- _ACTIVITY A_:
Using the passage on actor Niels Schneider, answer each question in a line, labeled (i), (ii), and (iii).
(i) Which award did Schneider win at the Cannes Film Festival in 2011?
(ii) How old was Schneider when his family moved to Montreal?
(iii) What was the occupation of Schneider's mother?
- _ACTIVITY B_:
Write the next part of the passage on actor Niels Schneider, picking up after its final sentence.

- _EXERCISE PASSAGE_:
"""

Franco-Canadian actor (born 1987)

Niels Schneider (/fr/; born 18 June 1987) is a French-Canadian actor. He had his breakthrough role in Xavier Dolan's film I Killed My Mother (2009), and gained international recognition in Dolan's Heartbeats (2010). In 2011, he won the Trophée Chopard Award for Male Revelation of the Year at the Cannes Film Festival. In 2017, he won the César Award for Most Promising Actor for his performance in Dark Inclusion (2016). In 2019, he was named a Knight of the Order of Arts and Letters in France. He has been living and working based in Paris for most of his career.

==Early life==
Born in Paris, the second of five boys, he had an older brother and has three younger brothers. Schneider was 9 years old when his family moved to Montreal. He later became a naturalized citizen. He started his acting career doing voice-over jobs. His father, Jean-Paul Schneider, was an actor, and his mother, Isabelle Schneider, was a model. His paternal grandmother was a Russian Jewish immigrant to France, who came with her family as a child when they fled the Russian Revolution in 1920.

"""

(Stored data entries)

"""

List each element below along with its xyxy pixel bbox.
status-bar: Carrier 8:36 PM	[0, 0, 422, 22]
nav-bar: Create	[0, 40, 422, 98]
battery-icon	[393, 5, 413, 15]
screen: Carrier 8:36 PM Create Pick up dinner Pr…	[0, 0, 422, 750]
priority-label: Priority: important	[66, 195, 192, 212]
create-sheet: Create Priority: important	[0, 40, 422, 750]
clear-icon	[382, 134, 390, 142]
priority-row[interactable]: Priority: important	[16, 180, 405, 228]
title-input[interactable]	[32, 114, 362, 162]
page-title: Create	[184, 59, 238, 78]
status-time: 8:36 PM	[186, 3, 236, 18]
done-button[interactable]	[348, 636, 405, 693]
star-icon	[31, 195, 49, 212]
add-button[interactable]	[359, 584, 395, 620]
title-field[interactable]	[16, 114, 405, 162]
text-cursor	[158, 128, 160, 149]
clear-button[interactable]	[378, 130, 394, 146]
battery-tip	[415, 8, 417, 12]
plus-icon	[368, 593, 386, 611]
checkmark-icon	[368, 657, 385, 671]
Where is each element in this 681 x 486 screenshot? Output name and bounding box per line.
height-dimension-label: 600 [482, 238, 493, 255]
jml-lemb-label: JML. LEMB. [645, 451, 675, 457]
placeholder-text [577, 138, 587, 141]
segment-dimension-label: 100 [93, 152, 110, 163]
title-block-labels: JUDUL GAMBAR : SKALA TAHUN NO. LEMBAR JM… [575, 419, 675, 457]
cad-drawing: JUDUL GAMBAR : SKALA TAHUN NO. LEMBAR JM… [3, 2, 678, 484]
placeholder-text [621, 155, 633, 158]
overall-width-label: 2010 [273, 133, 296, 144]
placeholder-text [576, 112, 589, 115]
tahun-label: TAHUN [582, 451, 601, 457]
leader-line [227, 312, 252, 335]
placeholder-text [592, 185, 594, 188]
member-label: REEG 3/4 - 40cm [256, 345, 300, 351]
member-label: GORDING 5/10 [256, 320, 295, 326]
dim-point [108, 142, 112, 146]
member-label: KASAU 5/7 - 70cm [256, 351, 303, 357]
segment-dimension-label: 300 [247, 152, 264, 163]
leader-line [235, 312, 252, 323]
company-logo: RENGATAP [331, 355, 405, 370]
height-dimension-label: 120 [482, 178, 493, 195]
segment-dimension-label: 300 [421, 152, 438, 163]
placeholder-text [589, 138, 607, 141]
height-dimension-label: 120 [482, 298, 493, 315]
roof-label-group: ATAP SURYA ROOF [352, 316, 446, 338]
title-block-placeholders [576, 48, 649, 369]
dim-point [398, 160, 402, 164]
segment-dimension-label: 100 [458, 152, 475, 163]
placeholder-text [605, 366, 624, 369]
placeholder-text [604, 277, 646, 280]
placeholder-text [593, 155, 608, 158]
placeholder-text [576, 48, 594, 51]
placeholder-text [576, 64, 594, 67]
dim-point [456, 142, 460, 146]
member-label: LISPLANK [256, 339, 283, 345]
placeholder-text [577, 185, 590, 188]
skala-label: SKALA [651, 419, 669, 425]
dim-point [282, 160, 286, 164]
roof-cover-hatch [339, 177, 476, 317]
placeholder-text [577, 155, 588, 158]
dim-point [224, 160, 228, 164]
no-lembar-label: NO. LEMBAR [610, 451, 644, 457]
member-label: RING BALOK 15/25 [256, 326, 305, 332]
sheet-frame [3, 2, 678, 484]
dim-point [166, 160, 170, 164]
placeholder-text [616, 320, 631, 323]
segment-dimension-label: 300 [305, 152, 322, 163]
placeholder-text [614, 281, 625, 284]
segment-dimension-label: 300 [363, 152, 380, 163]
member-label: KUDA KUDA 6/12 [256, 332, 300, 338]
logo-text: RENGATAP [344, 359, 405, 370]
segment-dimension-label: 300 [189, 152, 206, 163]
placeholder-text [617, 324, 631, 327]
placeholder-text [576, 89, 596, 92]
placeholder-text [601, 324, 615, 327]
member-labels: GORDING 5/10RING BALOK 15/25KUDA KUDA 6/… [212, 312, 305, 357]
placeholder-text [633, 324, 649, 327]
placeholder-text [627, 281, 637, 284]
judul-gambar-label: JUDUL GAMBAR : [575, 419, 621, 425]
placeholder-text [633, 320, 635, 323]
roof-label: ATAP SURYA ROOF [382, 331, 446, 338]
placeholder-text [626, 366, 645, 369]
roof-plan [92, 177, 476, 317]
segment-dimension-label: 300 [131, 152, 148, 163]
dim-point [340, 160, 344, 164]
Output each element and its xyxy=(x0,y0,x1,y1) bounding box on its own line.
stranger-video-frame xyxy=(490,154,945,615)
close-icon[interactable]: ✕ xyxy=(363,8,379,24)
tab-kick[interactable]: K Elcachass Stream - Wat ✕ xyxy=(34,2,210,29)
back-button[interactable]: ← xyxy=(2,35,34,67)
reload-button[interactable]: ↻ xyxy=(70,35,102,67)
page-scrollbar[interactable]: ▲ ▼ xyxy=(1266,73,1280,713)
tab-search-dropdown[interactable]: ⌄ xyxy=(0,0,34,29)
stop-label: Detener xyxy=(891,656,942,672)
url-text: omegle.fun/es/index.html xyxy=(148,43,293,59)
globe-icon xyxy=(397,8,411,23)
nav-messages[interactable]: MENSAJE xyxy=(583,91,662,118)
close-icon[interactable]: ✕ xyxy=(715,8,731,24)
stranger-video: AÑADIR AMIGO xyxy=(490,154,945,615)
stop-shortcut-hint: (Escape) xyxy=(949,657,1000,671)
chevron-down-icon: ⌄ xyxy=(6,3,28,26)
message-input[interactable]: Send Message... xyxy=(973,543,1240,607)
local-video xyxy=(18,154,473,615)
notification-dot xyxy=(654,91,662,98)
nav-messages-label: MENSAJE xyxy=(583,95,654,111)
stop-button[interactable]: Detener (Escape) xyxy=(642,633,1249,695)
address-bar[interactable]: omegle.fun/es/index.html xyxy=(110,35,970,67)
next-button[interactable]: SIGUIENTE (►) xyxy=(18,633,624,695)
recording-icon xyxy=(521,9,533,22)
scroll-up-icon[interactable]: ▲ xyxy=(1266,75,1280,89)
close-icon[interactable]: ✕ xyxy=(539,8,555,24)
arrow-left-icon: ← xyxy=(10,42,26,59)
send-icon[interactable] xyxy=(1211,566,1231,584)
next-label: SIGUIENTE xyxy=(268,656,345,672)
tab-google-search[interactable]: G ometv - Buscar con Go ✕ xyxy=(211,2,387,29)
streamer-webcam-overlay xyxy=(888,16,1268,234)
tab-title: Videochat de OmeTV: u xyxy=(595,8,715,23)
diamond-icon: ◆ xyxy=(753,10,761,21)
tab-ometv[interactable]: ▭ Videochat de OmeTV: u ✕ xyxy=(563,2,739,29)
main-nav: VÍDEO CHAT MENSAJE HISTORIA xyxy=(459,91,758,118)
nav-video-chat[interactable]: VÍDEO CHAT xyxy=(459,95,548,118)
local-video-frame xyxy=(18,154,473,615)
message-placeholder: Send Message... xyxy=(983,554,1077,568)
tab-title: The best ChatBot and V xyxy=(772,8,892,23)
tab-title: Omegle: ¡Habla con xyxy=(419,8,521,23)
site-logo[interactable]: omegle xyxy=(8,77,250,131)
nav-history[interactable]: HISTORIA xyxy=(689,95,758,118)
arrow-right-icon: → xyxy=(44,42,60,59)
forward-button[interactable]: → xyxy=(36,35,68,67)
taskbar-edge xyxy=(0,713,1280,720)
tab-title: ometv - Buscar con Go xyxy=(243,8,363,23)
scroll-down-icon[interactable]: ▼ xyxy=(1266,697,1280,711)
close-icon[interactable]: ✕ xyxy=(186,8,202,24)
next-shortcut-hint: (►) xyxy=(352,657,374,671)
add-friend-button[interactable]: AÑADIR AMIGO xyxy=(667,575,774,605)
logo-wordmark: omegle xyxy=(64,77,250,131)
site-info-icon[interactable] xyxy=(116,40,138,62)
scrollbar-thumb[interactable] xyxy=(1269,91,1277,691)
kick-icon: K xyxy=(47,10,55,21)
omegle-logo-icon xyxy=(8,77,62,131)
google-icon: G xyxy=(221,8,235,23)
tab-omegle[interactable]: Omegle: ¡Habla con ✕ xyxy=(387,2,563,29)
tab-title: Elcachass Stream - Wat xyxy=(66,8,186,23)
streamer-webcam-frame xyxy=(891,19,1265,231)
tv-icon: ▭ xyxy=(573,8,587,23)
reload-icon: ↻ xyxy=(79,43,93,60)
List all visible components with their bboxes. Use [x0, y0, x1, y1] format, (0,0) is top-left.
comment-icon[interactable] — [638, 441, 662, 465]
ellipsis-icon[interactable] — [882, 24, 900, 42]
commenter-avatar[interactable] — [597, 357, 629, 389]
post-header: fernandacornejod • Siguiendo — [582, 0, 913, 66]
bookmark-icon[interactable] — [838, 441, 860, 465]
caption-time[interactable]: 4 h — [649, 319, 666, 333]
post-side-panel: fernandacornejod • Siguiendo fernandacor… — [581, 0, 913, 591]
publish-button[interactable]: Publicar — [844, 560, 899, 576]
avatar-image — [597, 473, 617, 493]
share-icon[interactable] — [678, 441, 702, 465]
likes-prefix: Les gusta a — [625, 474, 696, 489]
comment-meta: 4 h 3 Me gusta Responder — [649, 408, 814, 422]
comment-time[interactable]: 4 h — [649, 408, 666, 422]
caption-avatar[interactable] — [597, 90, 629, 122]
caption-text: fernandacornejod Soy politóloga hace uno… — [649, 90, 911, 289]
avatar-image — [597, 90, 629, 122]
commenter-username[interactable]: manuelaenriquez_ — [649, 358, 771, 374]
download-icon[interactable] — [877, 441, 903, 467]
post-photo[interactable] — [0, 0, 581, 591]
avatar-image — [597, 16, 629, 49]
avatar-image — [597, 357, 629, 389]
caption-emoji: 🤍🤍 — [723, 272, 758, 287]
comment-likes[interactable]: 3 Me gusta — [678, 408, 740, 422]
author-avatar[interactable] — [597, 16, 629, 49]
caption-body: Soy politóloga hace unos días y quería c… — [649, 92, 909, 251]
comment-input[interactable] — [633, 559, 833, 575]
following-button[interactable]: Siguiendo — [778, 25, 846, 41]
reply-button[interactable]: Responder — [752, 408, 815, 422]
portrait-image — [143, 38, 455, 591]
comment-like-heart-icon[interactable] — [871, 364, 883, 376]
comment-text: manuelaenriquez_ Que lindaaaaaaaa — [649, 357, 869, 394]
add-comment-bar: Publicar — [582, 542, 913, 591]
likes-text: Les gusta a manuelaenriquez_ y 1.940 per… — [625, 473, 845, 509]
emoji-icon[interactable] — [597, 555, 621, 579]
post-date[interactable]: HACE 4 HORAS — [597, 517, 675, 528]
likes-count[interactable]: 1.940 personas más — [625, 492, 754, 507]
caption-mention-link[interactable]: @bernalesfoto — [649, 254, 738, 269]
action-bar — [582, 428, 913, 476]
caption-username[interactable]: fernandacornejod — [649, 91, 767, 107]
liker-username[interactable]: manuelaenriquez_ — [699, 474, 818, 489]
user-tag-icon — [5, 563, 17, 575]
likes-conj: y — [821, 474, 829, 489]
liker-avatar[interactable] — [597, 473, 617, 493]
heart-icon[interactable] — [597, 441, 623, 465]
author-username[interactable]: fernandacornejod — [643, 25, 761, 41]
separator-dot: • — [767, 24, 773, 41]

"""

- _YOUR RESPONSE A_:
(i) The Trophée Chopard Award for Male Revelation of the Year
(ii) 9 years old
(iii) She was a model.

- _YOUR RESPONSE B_:
He has four brothers, including actors Aliocha, Volodiya, and Vassili Schneider. On 8 September 2003, their eldest brother, actor Vadim Schneider, and co-star Jaclyn Linetsky, both 17 years old, died as a result of a road accident while they were driving to the filming of an episode of 15/Love. Their minivan lost control and collided with oncoming traffic.

==Career==

Schneider had his breakthrough role in Xavier Dolan's directorial debut film, I Killed My Mother (2009), and gained international recognition in Dolan's second feature film, Heartbeats (2010). In 2011, he won the Trophée Chopard Award for Male Revelation of the Year at the Cannes Film Festival.

In 2017, he won the César Award for Most Promising Actor for his performance in Dark Inclusion (2016).

In 2023, he starred in the television series Of Money and Blood, directed by Xavier Giannoli.

He played General Leclerc in a two-part biopic of Charles de Gaulle, filmed in 2023 and 2024.

==Personal life==
Schneider is an atheist.

Since 2017, Schneider has been in a relationship with actress Virginie Efira, with whom he co-starred in the films An Impossible Love (2018) and Sibyl (2019). Their son, Hiro, was born on 28 August 2023. They live in the 11th arrondissement of Paris.

In 2019, Schneider was named a Knight of the Order of Arts and Letters in France.

In June 2024, Schneider signed a petition addressed to French President Emmanuel Macron demanding France to officially recognize the State of Palestine.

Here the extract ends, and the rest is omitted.